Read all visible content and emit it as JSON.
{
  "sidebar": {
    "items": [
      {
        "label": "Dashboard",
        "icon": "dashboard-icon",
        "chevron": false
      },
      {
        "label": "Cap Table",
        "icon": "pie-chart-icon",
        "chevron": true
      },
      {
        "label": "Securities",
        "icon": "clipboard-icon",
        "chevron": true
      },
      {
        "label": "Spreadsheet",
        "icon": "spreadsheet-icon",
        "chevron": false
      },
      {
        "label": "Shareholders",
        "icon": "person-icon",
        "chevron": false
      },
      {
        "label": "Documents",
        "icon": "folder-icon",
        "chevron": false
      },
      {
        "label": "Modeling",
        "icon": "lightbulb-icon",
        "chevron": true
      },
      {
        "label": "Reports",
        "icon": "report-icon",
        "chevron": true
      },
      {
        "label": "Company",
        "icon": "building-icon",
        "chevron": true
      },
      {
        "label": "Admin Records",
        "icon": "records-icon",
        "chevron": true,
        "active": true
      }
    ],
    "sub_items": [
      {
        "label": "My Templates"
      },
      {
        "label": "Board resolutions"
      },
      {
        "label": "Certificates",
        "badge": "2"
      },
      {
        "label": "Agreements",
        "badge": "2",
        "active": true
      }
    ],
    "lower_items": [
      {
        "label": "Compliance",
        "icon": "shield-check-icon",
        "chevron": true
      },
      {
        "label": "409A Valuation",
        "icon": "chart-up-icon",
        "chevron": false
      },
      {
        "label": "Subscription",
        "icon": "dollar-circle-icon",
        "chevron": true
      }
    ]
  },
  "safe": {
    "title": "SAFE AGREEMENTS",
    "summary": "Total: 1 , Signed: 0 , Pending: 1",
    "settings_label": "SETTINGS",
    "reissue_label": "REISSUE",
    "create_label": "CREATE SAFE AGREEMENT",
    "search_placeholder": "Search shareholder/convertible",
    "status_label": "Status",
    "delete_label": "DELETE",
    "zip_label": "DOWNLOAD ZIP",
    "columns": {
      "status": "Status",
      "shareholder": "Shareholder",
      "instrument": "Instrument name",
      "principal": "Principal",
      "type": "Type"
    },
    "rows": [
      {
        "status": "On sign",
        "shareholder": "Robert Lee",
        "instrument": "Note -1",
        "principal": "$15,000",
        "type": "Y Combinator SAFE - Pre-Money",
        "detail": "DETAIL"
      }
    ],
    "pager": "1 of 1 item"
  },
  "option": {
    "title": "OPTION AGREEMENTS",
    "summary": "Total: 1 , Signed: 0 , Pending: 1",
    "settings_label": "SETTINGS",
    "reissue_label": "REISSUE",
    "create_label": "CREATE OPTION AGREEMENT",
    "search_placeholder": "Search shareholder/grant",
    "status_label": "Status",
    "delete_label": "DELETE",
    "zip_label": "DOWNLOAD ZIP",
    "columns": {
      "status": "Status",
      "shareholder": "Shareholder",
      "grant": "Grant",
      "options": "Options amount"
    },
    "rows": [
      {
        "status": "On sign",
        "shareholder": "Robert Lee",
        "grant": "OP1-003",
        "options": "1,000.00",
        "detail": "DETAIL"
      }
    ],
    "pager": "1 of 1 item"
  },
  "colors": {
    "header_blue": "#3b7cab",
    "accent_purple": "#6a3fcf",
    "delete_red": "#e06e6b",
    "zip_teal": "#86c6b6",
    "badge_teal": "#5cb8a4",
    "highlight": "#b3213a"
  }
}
··········
== DIRECTIVE ==
Using the data above, repeat every line exactly.

== OUTPUT FOR THIS EXERCISE ==
Read all visible content and emit it as JSON.
{
  "sidebar": {
    "items": [
      {
        "label": "Dashboard",
        "icon": "dashboard-icon",
        "chevron": false
      },
      {
        "label": "Cap Table",
        "icon": "pie-chart-icon",
        "chevron": true
      },
      {
        "label": "Securities",
        "icon": "clipboard-icon",
        "chevron": true
      },
      {
        "label": "Spreadsheet",
        "icon": "spreadsheet-icon",
        "chevron": false
      },
      {
        "label": "Shareholders",
        "icon": "person-icon",
        "chevron": false
      },
      {
        "label": "Documents",
        "icon": "folder-icon",
        "chevron": false
      },
      {
        "label": "Modeling",
        "icon": "lightbulb-icon",
        "chevron": true
      },
      {
        "label": "Reports",
        "icon": "report-icon",
        "chevron": true
      },
      {
        "label": "Company",
        "icon": "building-icon",
        "chevron": true
      },
      {
        "label": "Admin Records",
        "icon": "records-icon",
        "chevron": true,
        "active": true
      }
    ],
    "sub_items": [
      {
        "label": "My Templates"
      },
      {
        "label": "Board resolutions"
      },
      {
        "label": "Certificates",
        "badge": "2"
      },
      {
        "label": "Agreements",
        "badge": "2",
        "active": true
      }
    ],
    "lower_items": [
      {
        "label": "Compliance",
        "icon": "shield-check-icon",
        "chevron": true
      },
      {
        "label": "409A Valuation",
        "icon": "chart-up-icon",
        "chevron": false
      },
      {
        "label": "Subscription",
        "icon": "dollar-circle-icon",
        "chevron": true
      }
    ]
  },
  "safe": {
    "title": "SAFE AGREEMENTS",
    "summary": "Total: 1 , Signed: 0 , Pending: 1",
    "settings_label": "SETTINGS",
    "reissue_label": "REISSUE",
    "create_label": "CREATE SAFE AGREEMENT",
    "search_placeholder": "Search shareholder/convertible",
    "status_label": "Status",
    "delete_label": "DELETE",
    "zip_label": "DOWNLOAD ZIP",
    "columns": {
      "status": "Status",
      "shareholder": "Shareholder",
      "instrument": "Instrument name",
      "principal": "Principal",
      "type": "Type"
    },
    "rows": [
      {
        "status": "On sign",
        "shareholder": "Robert Lee",
        "instrument": "Note -1",
        "principal": "$15,000",
        "type": "Y Combinator SAFE - Pre-Money",
        "detail": "DETAIL"
      }
    ],
    "pager": "1 of 1 item"
  },
  "option": {
    "title": "OPTION AGREEMENTS",
    "summary": "Total: 1 , Signed: 0 , Pending: 1",
    "settings_label": "SETTINGS",
    "reissue_label": "REISSUE",
    "create_label": "CREATE OPTION AGREEMENT",
    "search_placeholder": "Search shareholder/grant",
    "status_label": "Status",
    "delete_label": "DELETE",
    "zip_label": "DOWNLOAD ZIP",
    "columns": {
      "status": "Status",
      "shareholder": "Shareholder",
      "grant": "Grant",
      "options": "Options amount"
    },
    "rows": [
      {
        "status": "On sign",
        "shareholder": "Robert Lee",
        "grant": "OP1-003",
        "options": "1,000.00",
        "detail": "DETAIL"
      }
    ],
    "pager": "1 of 1 item"
  },
  "colors": {
    "header_blue": "#3b7cab",
    "accent_purple": "#6a3fcf",
    "delete_red": "#e06e6b",
    "zip_teal": "#86c6b6",
    "badge_teal": "#5cb8a4",
    "highlight": "#b3213a"
  }
}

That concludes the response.